#### Data in this exercise
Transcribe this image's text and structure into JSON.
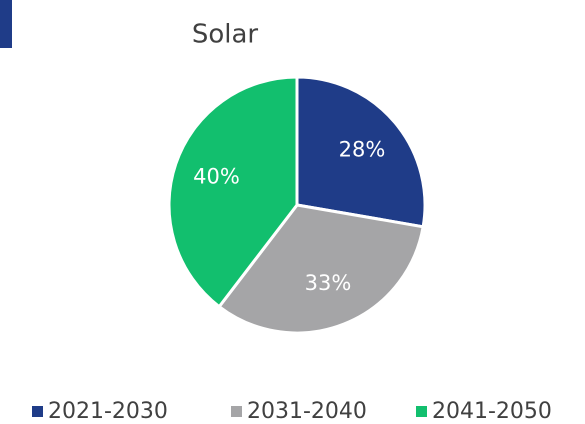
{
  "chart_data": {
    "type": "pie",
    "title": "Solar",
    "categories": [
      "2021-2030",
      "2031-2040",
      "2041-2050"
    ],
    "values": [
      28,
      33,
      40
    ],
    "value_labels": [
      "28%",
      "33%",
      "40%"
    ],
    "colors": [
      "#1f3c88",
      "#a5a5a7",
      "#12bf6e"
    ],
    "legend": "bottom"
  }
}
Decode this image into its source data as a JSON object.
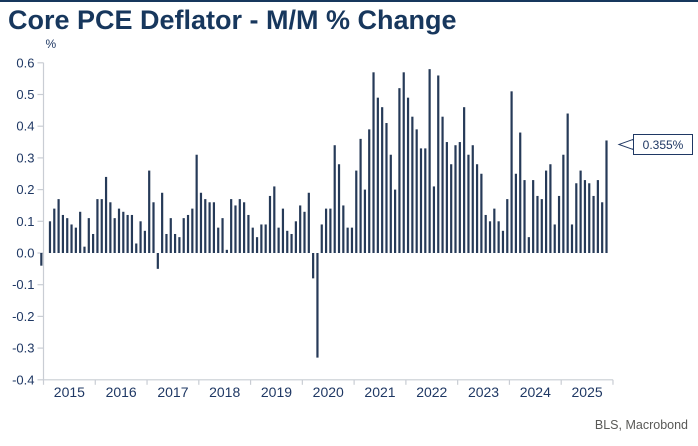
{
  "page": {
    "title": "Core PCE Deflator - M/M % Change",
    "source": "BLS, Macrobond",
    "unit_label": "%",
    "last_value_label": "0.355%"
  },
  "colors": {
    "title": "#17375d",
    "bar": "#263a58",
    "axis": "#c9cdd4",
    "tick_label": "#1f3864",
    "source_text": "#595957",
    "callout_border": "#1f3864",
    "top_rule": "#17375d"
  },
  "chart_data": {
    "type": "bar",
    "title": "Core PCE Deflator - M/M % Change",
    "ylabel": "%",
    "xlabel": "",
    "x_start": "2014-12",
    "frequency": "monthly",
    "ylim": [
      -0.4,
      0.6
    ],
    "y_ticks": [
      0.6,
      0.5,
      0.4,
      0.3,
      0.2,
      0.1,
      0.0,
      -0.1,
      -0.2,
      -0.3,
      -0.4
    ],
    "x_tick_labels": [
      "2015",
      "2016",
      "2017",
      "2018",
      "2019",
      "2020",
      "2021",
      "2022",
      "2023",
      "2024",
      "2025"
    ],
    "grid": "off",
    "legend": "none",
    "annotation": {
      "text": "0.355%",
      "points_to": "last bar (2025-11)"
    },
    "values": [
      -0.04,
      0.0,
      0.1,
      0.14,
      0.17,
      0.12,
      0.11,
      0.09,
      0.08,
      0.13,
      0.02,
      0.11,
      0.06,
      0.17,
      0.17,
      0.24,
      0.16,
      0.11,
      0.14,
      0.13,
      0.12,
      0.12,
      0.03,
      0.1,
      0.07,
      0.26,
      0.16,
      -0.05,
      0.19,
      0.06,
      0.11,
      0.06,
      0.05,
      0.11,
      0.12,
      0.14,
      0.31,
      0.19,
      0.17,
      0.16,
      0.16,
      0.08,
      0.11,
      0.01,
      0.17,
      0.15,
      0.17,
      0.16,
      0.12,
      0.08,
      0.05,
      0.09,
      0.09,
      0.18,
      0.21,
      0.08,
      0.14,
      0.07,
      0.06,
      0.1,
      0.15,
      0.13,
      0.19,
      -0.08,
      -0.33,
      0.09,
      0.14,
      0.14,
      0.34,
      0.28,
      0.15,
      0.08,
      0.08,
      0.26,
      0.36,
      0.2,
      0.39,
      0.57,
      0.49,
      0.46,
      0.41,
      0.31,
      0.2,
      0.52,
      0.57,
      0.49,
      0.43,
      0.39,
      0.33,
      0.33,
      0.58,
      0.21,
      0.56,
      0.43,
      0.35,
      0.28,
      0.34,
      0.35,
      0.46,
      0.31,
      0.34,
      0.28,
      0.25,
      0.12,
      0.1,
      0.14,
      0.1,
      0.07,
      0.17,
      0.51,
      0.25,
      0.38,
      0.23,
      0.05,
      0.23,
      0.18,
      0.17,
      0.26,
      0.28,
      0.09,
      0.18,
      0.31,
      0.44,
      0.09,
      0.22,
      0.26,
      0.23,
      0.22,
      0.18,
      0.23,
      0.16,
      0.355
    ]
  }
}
########
#### Data in this exercise
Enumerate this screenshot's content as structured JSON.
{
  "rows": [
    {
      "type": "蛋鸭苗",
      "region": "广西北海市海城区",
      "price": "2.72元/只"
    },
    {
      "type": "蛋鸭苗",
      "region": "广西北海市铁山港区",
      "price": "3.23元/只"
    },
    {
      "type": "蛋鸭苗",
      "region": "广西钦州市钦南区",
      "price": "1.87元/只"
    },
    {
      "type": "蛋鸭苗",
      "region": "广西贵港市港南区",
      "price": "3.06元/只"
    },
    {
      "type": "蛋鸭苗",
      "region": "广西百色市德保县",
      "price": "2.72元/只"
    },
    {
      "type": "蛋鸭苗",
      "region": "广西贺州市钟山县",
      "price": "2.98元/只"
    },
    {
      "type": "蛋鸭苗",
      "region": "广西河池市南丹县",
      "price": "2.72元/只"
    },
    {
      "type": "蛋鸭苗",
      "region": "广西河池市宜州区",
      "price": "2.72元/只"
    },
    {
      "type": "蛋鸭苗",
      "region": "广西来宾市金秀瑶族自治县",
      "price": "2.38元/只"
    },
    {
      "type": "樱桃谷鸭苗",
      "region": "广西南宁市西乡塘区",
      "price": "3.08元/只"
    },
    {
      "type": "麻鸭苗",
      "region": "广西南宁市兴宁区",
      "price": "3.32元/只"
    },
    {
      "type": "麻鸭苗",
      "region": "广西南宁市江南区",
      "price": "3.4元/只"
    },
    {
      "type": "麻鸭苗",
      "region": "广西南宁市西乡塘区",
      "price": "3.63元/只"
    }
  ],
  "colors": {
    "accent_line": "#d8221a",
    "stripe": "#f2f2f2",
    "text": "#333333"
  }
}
########
-- Do this --
Which lines hold the string "title"? List them all.

-- Written reply --
    "title": "Solar",
    "title": "Core PCE Deflator - M/M % Change",
    "title": "#17375d",
    "title": "Core PCE Deflator - M/M % Change",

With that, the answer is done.